» **GIVEN INFORMATION**:

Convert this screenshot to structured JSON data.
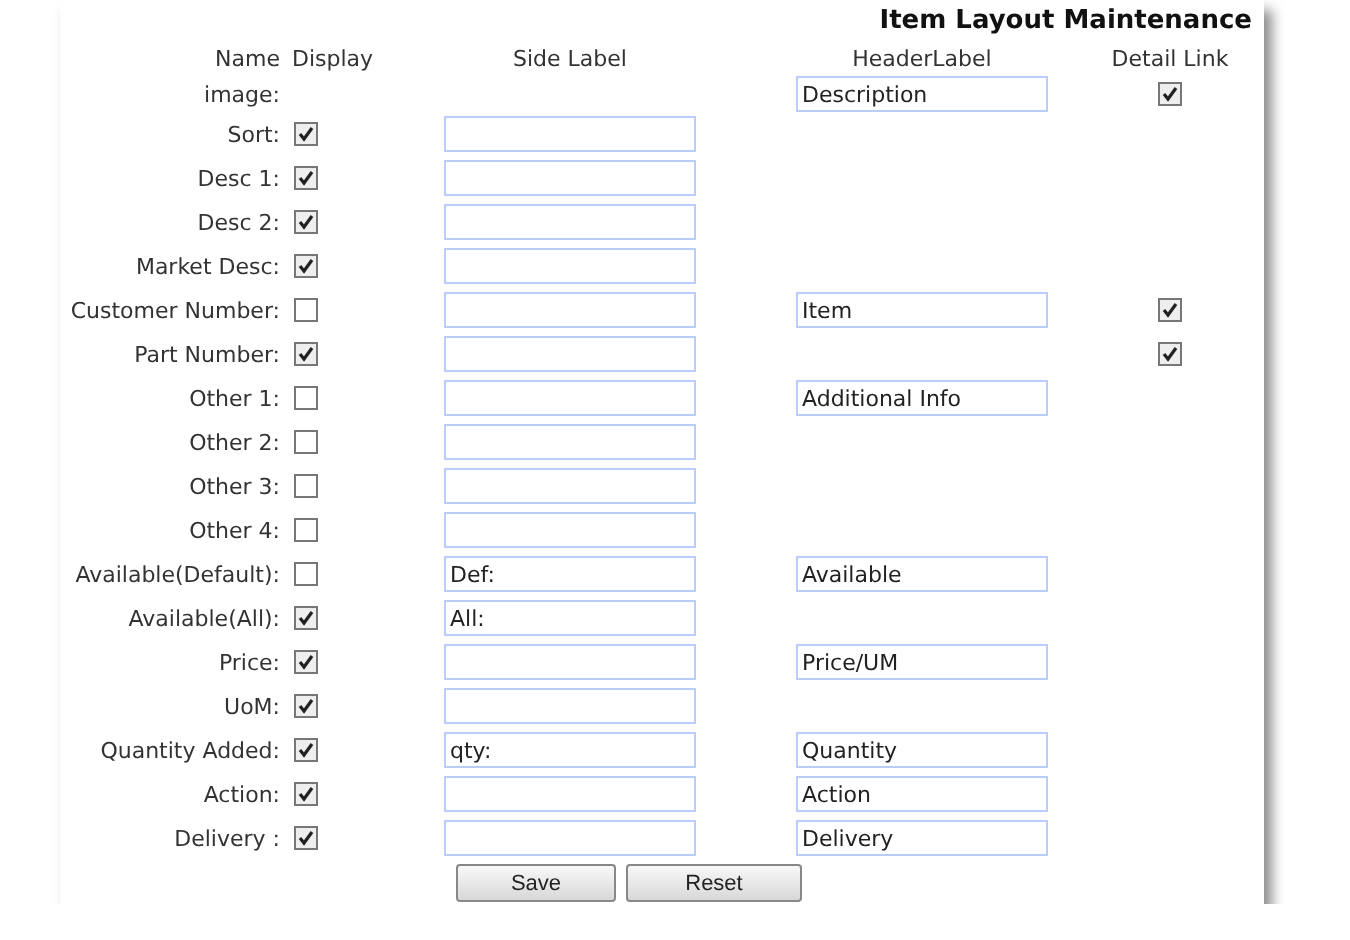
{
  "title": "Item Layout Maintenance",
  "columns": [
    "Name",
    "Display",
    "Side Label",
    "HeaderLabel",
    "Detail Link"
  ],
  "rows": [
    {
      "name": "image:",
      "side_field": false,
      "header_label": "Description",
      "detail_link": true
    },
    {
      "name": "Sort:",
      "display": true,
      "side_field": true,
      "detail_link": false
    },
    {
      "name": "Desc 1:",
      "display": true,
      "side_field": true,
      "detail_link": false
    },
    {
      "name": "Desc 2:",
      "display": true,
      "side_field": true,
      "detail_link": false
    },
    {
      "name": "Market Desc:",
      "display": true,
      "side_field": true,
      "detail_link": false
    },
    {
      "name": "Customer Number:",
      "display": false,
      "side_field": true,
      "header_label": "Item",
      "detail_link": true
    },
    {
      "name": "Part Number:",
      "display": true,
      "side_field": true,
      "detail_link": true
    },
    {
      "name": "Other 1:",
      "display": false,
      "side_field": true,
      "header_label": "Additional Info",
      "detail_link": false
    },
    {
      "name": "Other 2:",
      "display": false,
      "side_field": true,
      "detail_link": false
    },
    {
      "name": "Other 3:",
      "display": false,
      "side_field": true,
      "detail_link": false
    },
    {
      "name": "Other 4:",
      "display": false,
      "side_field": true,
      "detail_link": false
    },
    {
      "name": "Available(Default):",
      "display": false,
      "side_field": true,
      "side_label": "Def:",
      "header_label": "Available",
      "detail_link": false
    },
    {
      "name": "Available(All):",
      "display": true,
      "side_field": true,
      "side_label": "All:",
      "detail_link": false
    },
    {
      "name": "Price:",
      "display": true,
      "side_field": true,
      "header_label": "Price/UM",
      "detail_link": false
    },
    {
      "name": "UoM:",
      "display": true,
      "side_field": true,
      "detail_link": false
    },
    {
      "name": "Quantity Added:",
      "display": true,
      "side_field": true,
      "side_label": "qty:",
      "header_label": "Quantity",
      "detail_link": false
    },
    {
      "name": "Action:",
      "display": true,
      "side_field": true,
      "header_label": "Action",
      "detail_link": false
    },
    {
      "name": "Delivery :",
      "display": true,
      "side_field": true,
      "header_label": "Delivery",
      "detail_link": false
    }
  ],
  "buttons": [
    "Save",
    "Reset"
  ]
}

» **GOAL**: Scan the material above for the string "Delivery" and return the lines that hold it.

» **ANSWER BELOW**:
      "name": "Delivery :",
      "header_label": "Delivery",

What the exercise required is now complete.